◆ Task objective
Without the pictures, copy the entries below word for word.

◆ Input

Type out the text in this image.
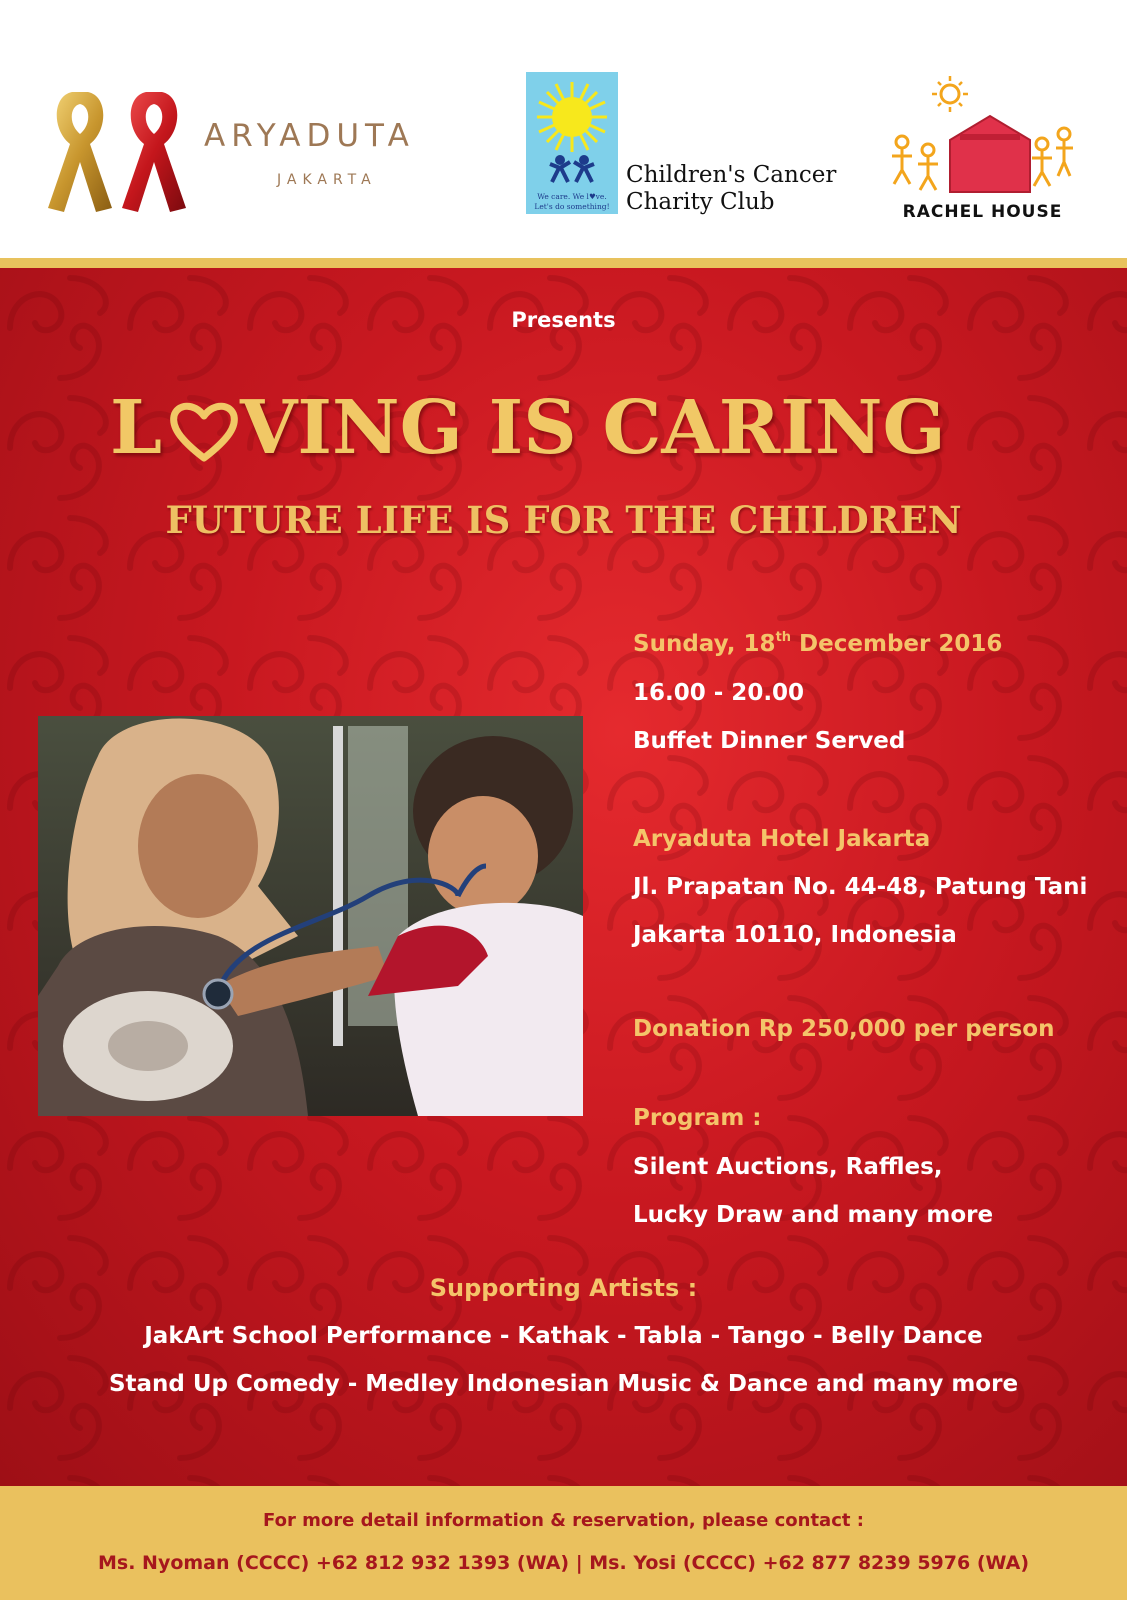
ARYADUTA
JAKARTA
We care. We l♥ve.
Let's do something!
Children's Cancer
Charity Club	RACHEL HOUSE
Presents
L VING IS CARING
FUTURE LIFE IS FOR THE CHILDREN
Sunday, 18th December 2016
16.00 - 20.00
Buffet Dinner Served
Aryaduta Hotel Jakarta
Jl. Prapatan No. 44-48, Patung Tani
Jakarta 10110, Indonesia
Donation Rp 250,000 per person
Program :
Silent Auctions, Raffles,
Lucky Draw and many more
Supporting Artists :
JakArt School Performance - Kathak - Tabla - Tango - Belly Dance
Stand Up Comedy - Medley Indonesian Music & Dance and many more
For more detail information & reservation, please contact :
Ms. Nyoman (CCCC) +62 812 932 1393 (WA) | Ms. Yosi (CCCC) +62 877 8239 5976 (WA)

◆ Worked solution
Type out the text in this image.
ARYADUTA
JAKARTA
We care. We l♥ve.
Let's do something!
Children's Cancer
Charity Club	RACHEL HOUSE
Presents
L VING IS CARING
FUTURE LIFE IS FOR THE CHILDREN
Sunday, 18th December 2016
16.00 - 20.00
Buffet Dinner Served
Aryaduta Hotel Jakarta
Jl. Prapatan No. 44-48, Patung Tani
Jakarta 10110, Indonesia
Donation Rp 250,000 per person
Program :
Silent Auctions, Raffles,
Lucky Draw and many more
Supporting Artists :
JakArt School Performance - Kathak - Tabla - Tango - Belly Dance
Stand Up Comedy - Medley Indonesian Music & Dance and many more
For more detail information & reservation, please contact :
Ms. Nyoman (CCCC) +62 812 932 1393 (WA) | Ms. Yosi (CCCC) +62 877 8239 5976 (WA)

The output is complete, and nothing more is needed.